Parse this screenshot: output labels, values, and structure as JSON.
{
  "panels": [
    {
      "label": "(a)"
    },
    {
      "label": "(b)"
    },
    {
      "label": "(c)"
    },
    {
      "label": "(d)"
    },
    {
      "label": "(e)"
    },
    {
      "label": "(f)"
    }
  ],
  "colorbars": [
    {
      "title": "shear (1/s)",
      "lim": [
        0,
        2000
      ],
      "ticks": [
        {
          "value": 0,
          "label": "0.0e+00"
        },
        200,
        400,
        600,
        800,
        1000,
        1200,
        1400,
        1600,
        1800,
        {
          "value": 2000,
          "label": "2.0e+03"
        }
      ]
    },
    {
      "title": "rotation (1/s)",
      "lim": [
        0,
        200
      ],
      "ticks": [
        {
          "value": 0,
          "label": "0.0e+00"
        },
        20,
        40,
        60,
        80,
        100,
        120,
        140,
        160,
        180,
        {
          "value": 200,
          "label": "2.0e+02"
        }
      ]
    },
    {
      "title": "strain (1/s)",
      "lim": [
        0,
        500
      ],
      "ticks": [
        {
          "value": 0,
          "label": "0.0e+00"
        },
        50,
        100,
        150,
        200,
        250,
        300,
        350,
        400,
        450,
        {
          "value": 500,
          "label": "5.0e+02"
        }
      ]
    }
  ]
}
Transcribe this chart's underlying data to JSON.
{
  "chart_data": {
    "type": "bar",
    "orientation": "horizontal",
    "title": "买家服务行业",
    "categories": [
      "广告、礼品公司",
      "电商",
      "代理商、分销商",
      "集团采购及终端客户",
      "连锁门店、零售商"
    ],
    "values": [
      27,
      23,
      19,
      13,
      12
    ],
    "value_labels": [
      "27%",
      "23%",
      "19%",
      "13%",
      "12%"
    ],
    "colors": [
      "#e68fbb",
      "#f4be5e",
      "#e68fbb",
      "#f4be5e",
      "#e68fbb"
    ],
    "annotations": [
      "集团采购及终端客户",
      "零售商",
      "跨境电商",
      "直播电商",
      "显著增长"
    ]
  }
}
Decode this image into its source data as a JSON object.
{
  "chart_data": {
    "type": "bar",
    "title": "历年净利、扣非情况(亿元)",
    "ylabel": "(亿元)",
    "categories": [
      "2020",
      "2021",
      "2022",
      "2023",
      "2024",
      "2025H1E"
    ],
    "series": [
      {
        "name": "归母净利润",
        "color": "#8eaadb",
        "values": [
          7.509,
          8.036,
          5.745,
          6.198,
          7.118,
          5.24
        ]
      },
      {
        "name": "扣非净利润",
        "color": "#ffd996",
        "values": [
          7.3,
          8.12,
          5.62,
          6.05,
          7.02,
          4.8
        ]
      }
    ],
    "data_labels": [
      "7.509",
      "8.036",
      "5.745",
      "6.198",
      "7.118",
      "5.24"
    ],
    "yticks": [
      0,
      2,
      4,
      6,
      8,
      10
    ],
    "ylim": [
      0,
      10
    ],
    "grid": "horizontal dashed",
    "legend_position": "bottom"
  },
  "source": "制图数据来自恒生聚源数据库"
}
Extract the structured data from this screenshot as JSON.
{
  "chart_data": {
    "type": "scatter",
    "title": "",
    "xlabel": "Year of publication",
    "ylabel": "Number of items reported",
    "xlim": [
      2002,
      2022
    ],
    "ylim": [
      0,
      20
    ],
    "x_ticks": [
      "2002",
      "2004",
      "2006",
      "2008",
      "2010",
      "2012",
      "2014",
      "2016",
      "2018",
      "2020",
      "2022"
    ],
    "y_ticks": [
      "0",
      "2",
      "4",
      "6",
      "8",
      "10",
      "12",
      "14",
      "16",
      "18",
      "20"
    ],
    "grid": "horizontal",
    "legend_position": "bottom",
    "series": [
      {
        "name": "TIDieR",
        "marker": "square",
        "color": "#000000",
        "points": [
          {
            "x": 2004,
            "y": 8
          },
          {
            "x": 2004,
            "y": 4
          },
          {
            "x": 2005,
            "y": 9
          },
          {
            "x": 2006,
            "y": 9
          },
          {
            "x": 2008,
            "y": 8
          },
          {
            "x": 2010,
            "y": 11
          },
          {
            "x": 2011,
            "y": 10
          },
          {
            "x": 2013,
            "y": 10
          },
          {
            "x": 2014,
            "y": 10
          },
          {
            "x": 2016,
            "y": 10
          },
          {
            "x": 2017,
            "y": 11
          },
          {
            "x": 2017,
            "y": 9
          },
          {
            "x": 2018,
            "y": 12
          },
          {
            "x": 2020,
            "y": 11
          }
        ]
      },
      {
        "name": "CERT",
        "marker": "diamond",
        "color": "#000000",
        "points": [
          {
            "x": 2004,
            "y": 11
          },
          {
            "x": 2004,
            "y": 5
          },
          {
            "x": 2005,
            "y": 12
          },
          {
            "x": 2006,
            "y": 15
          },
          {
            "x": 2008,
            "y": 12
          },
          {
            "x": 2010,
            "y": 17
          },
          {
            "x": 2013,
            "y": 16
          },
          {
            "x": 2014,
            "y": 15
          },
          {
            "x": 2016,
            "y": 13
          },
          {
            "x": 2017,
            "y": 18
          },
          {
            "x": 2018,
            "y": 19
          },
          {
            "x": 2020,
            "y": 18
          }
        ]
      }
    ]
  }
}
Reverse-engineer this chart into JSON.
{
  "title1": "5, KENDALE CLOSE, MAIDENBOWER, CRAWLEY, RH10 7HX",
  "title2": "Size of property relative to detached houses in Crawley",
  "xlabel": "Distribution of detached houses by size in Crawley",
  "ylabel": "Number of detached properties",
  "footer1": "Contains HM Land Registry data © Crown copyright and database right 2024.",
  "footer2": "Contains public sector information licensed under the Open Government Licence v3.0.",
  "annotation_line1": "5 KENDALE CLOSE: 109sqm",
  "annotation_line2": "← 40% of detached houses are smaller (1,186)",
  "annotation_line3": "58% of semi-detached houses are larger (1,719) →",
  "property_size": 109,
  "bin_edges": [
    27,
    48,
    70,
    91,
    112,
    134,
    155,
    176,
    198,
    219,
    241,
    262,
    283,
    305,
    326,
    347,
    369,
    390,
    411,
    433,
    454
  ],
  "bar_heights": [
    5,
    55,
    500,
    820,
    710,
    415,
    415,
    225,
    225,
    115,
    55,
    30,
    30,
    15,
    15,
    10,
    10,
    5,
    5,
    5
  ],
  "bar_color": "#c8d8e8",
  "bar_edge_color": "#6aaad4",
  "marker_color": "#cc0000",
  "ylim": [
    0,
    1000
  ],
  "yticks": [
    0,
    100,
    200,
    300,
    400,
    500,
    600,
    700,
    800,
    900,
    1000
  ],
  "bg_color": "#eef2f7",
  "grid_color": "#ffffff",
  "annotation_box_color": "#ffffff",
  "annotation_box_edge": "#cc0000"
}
──────
Your task: What is the number of lines in the records that contain the string "JSON"? Give only that number.

Solved exercise: 5